## WHAT IS REQUIRED
Filter the records below and copy every line containing the word "Aucun".

## RECORDS SUPPLIED
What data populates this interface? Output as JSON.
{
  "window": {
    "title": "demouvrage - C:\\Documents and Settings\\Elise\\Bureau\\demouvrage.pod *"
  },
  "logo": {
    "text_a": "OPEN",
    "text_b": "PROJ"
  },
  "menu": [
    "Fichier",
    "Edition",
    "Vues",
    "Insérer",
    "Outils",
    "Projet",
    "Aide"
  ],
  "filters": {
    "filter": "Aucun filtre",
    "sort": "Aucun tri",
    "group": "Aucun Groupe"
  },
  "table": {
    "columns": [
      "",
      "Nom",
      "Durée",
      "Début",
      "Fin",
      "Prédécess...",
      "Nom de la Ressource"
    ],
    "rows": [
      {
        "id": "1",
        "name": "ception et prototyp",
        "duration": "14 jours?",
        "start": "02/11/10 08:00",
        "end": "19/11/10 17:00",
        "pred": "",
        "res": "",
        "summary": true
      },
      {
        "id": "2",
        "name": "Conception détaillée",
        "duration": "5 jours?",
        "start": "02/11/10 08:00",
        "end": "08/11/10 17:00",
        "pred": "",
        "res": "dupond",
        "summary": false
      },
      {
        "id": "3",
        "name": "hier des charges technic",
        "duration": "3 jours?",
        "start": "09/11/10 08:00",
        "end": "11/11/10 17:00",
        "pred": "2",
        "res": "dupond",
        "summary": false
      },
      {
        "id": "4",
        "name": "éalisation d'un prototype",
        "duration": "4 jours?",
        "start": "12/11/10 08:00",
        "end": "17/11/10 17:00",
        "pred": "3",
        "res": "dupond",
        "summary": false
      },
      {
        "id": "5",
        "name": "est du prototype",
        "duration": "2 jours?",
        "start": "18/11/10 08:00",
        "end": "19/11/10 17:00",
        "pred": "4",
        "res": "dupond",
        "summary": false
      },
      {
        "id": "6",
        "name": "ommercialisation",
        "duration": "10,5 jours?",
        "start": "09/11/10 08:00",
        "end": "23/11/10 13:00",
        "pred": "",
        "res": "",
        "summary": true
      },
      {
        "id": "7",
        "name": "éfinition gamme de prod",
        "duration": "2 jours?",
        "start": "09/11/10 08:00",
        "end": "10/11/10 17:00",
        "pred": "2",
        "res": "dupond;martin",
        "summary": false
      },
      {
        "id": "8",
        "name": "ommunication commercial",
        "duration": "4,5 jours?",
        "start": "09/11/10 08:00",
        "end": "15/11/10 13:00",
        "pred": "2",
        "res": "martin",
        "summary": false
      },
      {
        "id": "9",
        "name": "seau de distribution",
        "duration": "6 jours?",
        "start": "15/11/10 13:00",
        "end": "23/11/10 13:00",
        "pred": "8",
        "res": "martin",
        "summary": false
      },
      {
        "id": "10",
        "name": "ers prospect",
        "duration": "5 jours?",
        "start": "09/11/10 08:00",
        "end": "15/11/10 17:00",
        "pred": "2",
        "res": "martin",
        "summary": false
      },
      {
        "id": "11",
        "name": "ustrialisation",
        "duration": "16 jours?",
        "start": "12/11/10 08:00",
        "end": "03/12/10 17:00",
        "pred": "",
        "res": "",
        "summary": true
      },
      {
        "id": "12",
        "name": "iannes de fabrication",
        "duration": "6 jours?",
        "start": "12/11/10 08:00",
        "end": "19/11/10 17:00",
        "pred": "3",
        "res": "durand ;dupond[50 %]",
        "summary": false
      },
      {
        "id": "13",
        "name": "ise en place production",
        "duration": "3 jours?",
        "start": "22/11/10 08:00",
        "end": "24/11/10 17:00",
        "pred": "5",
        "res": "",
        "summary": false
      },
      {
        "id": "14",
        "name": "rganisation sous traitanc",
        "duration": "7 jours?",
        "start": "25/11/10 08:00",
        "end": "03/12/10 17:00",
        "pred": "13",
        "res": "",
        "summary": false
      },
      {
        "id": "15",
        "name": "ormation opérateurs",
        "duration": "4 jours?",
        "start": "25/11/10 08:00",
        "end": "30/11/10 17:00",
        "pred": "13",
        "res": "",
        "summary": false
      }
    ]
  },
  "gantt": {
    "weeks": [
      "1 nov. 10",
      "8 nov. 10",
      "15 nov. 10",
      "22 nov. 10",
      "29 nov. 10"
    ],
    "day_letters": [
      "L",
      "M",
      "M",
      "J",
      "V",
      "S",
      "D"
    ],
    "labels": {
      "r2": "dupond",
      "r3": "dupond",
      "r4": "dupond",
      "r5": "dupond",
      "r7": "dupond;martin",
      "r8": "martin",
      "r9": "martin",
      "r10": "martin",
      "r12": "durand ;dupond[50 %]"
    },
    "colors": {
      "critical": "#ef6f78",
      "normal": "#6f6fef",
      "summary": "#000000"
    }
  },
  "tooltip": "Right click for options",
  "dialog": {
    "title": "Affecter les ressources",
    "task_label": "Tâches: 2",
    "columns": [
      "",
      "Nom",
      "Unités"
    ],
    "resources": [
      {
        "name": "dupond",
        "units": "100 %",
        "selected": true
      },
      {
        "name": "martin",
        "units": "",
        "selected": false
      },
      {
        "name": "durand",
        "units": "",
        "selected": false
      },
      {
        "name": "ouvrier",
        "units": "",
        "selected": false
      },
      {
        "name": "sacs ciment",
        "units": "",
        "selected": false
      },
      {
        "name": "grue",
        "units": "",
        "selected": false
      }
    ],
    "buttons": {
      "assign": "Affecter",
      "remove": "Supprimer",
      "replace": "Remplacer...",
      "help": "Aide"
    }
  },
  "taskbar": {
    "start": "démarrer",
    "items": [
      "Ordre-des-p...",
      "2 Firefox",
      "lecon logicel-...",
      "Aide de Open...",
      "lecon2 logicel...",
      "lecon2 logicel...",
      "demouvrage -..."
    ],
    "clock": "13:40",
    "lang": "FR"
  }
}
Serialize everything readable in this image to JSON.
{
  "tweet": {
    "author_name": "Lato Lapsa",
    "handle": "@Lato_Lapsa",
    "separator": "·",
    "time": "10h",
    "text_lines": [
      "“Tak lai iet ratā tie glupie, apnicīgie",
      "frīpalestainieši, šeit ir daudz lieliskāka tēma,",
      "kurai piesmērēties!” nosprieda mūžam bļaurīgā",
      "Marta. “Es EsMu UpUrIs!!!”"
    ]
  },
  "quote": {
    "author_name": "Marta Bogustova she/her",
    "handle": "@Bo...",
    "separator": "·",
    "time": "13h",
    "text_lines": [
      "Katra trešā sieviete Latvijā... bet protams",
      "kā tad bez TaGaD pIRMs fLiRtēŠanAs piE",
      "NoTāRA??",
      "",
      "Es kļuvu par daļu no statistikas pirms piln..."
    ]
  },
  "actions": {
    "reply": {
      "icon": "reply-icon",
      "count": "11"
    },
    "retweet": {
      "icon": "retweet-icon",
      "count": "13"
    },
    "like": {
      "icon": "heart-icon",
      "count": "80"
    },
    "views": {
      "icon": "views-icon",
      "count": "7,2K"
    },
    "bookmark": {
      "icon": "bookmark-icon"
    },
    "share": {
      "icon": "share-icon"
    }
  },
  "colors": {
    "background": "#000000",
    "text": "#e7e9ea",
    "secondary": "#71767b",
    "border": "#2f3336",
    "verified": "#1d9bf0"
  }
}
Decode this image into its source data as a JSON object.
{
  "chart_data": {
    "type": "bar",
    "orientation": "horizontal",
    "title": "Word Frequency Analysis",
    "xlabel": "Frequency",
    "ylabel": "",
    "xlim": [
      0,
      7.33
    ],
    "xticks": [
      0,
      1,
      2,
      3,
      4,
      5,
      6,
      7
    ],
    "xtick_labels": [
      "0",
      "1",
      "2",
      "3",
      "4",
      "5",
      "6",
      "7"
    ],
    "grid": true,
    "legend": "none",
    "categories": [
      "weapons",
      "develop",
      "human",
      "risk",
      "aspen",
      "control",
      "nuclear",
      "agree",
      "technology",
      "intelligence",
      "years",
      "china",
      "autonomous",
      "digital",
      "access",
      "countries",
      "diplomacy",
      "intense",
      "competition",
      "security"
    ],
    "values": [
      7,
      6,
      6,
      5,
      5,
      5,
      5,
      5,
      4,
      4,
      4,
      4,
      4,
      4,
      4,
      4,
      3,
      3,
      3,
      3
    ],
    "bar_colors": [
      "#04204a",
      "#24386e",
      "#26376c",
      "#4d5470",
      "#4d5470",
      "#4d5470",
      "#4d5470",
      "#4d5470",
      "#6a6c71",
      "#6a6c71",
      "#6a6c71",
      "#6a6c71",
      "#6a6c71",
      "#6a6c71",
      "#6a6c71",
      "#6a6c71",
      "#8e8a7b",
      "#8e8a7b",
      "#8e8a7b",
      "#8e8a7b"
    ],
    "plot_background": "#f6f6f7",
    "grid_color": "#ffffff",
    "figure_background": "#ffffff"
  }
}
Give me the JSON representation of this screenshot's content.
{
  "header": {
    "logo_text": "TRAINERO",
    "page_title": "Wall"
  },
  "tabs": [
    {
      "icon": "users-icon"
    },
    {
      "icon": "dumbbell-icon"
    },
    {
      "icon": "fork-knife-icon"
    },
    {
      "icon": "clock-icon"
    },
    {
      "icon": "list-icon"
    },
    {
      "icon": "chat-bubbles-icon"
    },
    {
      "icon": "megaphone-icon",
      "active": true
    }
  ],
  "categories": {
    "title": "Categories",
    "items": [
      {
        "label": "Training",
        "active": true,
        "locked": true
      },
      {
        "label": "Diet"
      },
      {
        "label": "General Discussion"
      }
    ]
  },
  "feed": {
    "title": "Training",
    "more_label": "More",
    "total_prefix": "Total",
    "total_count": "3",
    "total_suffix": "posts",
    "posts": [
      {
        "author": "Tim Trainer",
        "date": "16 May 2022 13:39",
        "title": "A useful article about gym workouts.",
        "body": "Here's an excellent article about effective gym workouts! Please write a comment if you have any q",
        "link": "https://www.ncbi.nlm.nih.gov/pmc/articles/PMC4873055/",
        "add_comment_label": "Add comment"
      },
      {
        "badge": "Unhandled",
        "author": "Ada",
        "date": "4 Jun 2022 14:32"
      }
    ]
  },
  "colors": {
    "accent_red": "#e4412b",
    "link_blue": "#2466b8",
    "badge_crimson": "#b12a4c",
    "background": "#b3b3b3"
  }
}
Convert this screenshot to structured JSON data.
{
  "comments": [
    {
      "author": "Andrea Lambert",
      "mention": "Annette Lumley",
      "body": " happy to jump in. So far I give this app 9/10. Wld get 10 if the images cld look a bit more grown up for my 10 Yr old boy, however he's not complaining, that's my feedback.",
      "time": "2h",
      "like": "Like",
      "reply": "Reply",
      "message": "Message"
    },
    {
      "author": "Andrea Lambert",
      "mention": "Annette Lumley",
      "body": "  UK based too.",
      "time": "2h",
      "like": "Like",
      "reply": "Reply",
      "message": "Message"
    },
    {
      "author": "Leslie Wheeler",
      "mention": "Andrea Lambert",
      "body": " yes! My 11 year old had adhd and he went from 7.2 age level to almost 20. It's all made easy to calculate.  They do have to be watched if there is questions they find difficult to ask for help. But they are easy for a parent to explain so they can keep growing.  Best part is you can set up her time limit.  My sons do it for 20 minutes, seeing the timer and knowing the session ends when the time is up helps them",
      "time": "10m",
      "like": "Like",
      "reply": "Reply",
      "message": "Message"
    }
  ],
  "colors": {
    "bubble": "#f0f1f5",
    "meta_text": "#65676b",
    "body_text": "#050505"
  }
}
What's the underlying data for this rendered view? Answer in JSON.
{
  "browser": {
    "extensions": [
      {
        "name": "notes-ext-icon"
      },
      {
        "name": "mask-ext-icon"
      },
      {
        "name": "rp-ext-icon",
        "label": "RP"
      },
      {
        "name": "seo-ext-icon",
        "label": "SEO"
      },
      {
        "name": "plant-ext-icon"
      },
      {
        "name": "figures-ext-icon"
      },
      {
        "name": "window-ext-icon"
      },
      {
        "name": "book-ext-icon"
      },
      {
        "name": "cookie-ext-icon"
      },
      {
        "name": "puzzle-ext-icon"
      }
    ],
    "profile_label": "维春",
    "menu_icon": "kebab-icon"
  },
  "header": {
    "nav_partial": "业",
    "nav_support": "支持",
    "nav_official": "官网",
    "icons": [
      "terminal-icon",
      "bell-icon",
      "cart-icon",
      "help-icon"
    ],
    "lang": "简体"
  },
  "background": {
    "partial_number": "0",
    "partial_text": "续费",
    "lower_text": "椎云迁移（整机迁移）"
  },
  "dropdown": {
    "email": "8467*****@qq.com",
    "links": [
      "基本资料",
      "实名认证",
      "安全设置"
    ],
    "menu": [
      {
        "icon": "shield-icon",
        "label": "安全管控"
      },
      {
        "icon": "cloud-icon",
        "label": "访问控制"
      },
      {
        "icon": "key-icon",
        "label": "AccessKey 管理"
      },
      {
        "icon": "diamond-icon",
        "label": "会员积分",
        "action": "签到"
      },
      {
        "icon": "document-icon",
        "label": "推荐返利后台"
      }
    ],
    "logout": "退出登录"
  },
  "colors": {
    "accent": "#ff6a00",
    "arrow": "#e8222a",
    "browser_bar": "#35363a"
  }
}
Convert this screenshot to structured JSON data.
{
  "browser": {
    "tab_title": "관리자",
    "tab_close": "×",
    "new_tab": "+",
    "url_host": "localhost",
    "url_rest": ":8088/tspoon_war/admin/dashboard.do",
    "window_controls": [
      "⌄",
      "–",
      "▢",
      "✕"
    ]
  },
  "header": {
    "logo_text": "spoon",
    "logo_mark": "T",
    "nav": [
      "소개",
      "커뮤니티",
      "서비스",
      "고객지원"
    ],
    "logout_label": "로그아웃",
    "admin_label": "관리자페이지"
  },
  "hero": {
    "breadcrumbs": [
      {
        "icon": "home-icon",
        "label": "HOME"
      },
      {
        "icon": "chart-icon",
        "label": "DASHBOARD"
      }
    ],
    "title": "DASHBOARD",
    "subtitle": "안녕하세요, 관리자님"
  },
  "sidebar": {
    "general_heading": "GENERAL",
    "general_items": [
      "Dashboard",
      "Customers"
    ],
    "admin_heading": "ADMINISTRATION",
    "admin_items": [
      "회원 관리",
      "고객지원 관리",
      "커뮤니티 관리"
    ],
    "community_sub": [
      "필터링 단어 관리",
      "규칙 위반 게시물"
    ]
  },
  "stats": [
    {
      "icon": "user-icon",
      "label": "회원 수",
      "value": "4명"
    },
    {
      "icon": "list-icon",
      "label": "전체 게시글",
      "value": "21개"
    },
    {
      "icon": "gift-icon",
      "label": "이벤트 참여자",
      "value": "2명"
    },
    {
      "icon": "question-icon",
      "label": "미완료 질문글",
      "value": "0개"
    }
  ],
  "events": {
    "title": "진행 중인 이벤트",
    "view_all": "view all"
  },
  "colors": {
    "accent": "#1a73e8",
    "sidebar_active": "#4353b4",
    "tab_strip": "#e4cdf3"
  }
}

## SOLVED PROBLEM
    "filter": "Aucun filtre",
    "sort": "Aucun tri",
    "group": "Aucun Groupe"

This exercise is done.